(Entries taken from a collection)
----------
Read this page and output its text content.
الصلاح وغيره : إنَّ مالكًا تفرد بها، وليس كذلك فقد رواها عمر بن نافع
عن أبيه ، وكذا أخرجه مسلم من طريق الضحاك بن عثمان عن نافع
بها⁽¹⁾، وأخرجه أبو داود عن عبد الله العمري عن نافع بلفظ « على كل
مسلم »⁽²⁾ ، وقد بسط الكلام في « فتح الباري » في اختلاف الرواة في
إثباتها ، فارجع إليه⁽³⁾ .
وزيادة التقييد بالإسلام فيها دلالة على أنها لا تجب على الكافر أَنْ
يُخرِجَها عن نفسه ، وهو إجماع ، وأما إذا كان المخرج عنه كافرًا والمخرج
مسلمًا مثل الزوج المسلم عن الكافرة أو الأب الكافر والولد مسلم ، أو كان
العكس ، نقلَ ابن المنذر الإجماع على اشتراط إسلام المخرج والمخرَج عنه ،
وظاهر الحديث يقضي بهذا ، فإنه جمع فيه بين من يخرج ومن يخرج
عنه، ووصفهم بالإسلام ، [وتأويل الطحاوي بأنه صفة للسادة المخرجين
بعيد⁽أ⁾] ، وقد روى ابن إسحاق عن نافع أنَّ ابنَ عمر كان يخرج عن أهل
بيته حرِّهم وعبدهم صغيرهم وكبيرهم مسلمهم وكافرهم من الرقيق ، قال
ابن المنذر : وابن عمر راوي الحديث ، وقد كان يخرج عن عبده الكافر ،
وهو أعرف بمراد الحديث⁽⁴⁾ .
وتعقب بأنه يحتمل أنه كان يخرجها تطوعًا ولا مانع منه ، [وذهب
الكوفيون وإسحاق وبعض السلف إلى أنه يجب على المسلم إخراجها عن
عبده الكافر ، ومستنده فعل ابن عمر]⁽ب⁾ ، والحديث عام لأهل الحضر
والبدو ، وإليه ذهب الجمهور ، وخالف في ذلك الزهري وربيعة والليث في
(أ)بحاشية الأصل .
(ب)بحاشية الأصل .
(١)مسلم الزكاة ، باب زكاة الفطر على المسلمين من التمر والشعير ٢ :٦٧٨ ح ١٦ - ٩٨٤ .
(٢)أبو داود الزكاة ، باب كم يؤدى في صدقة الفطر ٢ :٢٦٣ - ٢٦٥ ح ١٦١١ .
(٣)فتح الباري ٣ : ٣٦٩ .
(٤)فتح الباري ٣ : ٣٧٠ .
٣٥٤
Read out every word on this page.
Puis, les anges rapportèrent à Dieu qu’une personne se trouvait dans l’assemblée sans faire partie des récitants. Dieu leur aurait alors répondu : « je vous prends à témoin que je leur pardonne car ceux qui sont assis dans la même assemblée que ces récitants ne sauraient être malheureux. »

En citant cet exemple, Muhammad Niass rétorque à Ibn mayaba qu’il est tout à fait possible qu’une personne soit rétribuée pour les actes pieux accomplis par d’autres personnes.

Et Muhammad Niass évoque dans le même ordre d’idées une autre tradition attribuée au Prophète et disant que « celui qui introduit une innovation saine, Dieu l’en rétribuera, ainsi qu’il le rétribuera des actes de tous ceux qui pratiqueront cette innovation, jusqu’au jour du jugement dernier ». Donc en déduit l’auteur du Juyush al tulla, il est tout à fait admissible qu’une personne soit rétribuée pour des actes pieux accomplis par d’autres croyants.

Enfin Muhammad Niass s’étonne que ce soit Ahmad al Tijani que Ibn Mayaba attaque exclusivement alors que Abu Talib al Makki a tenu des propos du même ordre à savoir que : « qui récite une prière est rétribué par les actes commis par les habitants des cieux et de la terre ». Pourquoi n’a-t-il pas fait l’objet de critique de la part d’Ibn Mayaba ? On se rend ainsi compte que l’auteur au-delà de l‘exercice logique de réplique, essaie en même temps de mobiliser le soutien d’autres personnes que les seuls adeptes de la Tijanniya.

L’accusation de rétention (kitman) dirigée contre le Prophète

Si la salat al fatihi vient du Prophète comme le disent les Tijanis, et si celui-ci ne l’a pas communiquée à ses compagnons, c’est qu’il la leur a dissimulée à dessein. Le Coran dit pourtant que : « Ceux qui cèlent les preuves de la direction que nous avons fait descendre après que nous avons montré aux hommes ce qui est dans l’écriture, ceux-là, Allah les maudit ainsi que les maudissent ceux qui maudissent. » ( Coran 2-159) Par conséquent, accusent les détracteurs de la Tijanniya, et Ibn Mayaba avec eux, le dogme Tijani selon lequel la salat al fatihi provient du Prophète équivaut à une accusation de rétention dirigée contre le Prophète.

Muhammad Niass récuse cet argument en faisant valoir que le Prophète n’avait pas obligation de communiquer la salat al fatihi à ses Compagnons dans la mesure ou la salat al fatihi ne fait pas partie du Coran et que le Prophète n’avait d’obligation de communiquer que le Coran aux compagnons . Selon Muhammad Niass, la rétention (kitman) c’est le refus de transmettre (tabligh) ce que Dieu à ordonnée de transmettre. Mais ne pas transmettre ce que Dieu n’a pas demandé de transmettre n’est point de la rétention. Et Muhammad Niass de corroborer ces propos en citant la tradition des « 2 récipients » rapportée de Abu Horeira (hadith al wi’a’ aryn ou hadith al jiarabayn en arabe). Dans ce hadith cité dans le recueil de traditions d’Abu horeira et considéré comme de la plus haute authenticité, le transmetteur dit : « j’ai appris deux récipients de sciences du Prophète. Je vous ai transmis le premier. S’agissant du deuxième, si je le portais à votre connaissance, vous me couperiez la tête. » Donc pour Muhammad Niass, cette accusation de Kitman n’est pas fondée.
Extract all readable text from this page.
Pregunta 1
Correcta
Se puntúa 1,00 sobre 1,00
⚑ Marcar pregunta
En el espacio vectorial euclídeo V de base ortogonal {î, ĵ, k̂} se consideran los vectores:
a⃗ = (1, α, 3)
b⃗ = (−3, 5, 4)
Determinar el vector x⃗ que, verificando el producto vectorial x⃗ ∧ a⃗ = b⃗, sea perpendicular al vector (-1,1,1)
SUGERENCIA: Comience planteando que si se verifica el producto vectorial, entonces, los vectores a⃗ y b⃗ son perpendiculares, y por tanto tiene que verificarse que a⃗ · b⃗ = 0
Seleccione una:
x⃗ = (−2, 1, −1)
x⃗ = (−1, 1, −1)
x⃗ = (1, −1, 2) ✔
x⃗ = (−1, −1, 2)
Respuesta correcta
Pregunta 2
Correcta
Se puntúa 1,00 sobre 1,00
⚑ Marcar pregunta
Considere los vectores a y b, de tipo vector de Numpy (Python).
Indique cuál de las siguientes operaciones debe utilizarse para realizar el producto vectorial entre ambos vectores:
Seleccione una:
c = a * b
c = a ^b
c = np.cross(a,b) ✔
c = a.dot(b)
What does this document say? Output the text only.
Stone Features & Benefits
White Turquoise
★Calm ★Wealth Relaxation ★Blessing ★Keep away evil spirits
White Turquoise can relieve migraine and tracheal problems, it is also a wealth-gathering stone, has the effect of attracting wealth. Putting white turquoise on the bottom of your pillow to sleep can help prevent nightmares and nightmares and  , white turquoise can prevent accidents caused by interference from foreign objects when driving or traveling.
----------
Directive: The records above are to be copied in full, exactly as written.

Solution to the problem:
Read this page and output its text content.
الصلاح وغيره : إنَّ مالكًا تفرد بها، وليس كذلك فقد رواها عمر بن نافع
عن أبيه ، وكذا أخرجه مسلم من طريق الضحاك بن عثمان عن نافع
بها⁽¹⁾، وأخرجه أبو داود عن عبد الله العمري عن نافع بلفظ « على كل
مسلم »⁽²⁾ ، وقد بسط الكلام في « فتح الباري » في اختلاف الرواة في
إثباتها ، فارجع إليه⁽³⁾ .
وزيادة التقييد بالإسلام فيها دلالة على أنها لا تجب على الكافر أَنْ
يُخرِجَها عن نفسه ، وهو إجماع ، وأما إذا كان المخرج عنه كافرًا والمخرج
مسلمًا مثل الزوج المسلم عن الكافرة أو الأب الكافر والولد مسلم ، أو كان
العكس ، نقلَ ابن المنذر الإجماع على اشتراط إسلام المخرج والمخرَج عنه ،
وظاهر الحديث يقضي بهذا ، فإنه جمع فيه بين من يخرج ومن يخرج
عنه، ووصفهم بالإسلام ، [وتأويل الطحاوي بأنه صفة للسادة المخرجين
بعيد⁽أ⁾] ، وقد روى ابن إسحاق عن نافع أنَّ ابنَ عمر كان يخرج عن أهل
بيته حرِّهم وعبدهم صغيرهم وكبيرهم مسلمهم وكافرهم من الرقيق ، قال
ابن المنذر : وابن عمر راوي الحديث ، وقد كان يخرج عن عبده الكافر ،
وهو أعرف بمراد الحديث⁽⁴⁾ .
وتعقب بأنه يحتمل أنه كان يخرجها تطوعًا ولا مانع منه ، [وذهب
الكوفيون وإسحاق وبعض السلف إلى أنه يجب على المسلم إخراجها عن
عبده الكافر ، ومستنده فعل ابن عمر]⁽ب⁾ ، والحديث عام لأهل الحضر
والبدو ، وإليه ذهب الجمهور ، وخالف في ذلك الزهري وربيعة والليث في
(أ)بحاشية الأصل .
(ب)بحاشية الأصل .
(١)مسلم الزكاة ، باب زكاة الفطر على المسلمين من التمر والشعير ٢ :٦٧٨ ح ١٦ - ٩٨٤ .
(٢)أبو داود الزكاة ، باب كم يؤدى في صدقة الفطر ٢ :٢٦٣ - ٢٦٥ ح ١٦١١ .
(٣)فتح الباري ٣ : ٣٦٩ .
(٤)فتح الباري ٣ : ٣٧٠ .
٣٥٤
Read out every word on this page.
Puis, les anges rapportèrent à Dieu qu’une personne se trouvait dans l’assemblée sans faire partie des récitants. Dieu leur aurait alors répondu : « je vous prends à témoin que je leur pardonne car ceux qui sont assis dans la même assemblée que ces récitants ne sauraient être malheureux. »

En citant cet exemple, Muhammad Niass rétorque à Ibn mayaba qu’il est tout à fait possible qu’une personne soit rétribuée pour les actes pieux accomplis par d’autres personnes.

Et Muhammad Niass évoque dans le même ordre d’idées une autre tradition attribuée au Prophète et disant que « celui qui introduit une innovation saine, Dieu l’en rétribuera, ainsi qu’il le rétribuera des actes de tous ceux qui pratiqueront cette innovation, jusqu’au jour du jugement dernier ». Donc en déduit l’auteur du Juyush al tulla, il est tout à fait admissible qu’une personne soit rétribuée pour des actes pieux accomplis par d’autres croyants.

Enfin Muhammad Niass s’étonne que ce soit Ahmad al Tijani que Ibn Mayaba attaque exclusivement alors que Abu Talib al Makki a tenu des propos du même ordre à savoir que : « qui récite une prière est rétribué par les actes commis par les habitants des cieux et de la terre ». Pourquoi n’a-t-il pas fait l’objet de critique de la part d’Ibn Mayaba ? On se rend ainsi compte que l’auteur au-delà de l‘exercice logique de réplique, essaie en même temps de mobiliser le soutien d’autres personnes que les seuls adeptes de la Tijanniya.

L’accusation de rétention (kitman) dirigée contre le Prophète

Si la salat al fatihi vient du Prophète comme le disent les Tijanis, et si celui-ci ne l’a pas communiquée à ses compagnons, c’est qu’il la leur a dissimulée à dessein. Le Coran dit pourtant que : « Ceux qui cèlent les preuves de la direction que nous avons fait descendre après que nous avons montré aux hommes ce qui est dans l’écriture, ceux-là, Allah les maudit ainsi que les maudissent ceux qui maudissent. » ( Coran 2-159) Par conséquent, accusent les détracteurs de la Tijanniya, et Ibn Mayaba avec eux, le dogme Tijani selon lequel la salat al fatihi provient du Prophète équivaut à une accusation de rétention dirigée contre le Prophète.

Muhammad Niass récuse cet argument en faisant valoir que le Prophète n’avait pas obligation de communiquer la salat al fatihi à ses Compagnons dans la mesure ou la salat al fatihi ne fait pas partie du Coran et que le Prophète n’avait d’obligation de communiquer que le Coran aux compagnons . Selon Muhammad Niass, la rétention (kitman) c’est le refus de transmettre (tabligh) ce que Dieu à ordonnée de transmettre. Mais ne pas transmettre ce que Dieu n’a pas demandé de transmettre n’est point de la rétention. Et Muhammad Niass de corroborer ces propos en citant la tradition des « 2 récipients » rapportée de Abu Horeira (hadith al wi’a’ aryn ou hadith al jiarabayn en arabe). Dans ce hadith cité dans le recueil de traditions d’Abu horeira et considéré comme de la plus haute authenticité, le transmetteur dit : « j’ai appris deux récipients de sciences du Prophète. Je vous ai transmis le premier. S’agissant du deuxième, si je le portais à votre connaissance, vous me couperiez la tête. » Donc pour Muhammad Niass, cette accusation de Kitman n’est pas fondée.
Extract all readable text from this page.
Pregunta 1
Correcta
Se puntúa 1,00 sobre 1,00
⚑ Marcar pregunta
En el espacio vectorial euclídeo V de base ortogonal {î, ĵ, k̂} se consideran los vectores:
a⃗ = (1, α, 3)
b⃗ = (−3, 5, 4)
Determinar el vector x⃗ que, verificando el producto vectorial x⃗ ∧ a⃗ = b⃗, sea perpendicular al vector (-1,1,1)
SUGERENCIA: Comience planteando que si se verifica el producto vectorial, entonces, los vectores a⃗ y b⃗ son perpendiculares, y por tanto tiene que verificarse que a⃗ · b⃗ = 0
Seleccione una:
x⃗ = (−2, 1, −1)
x⃗ = (−1, 1, −1)
x⃗ = (1, −1, 2) ✔
x⃗ = (−1, −1, 2)
Respuesta correcta
Pregunta 2
Correcta
Se puntúa 1,00 sobre 1,00
⚑ Marcar pregunta
Considere los vectores a y b, de tipo vector de Numpy (Python).
Indique cuál de las siguientes operaciones debe utilizarse para realizar el producto vectorial entre ambos vectores:
Seleccione una:
c = a * b
c = a ^b
c = np.cross(a,b) ✔
c = a.dot(b)
What does this document say? Output the text only.
Stone Features & Benefits
White Turquoise
★Calm ★Wealth Relaxation ★Blessing ★Keep away evil spirits
White Turquoise can relieve migraine and tracheal problems, it is also a wealth-gathering stone, has the effect of attracting wealth. Putting white turquoise on the bottom of your pillow to sleep can help prevent nightmares and nightmares and  , white turquoise can prevent accidents caused by interference from foreign objects when driving or traveling.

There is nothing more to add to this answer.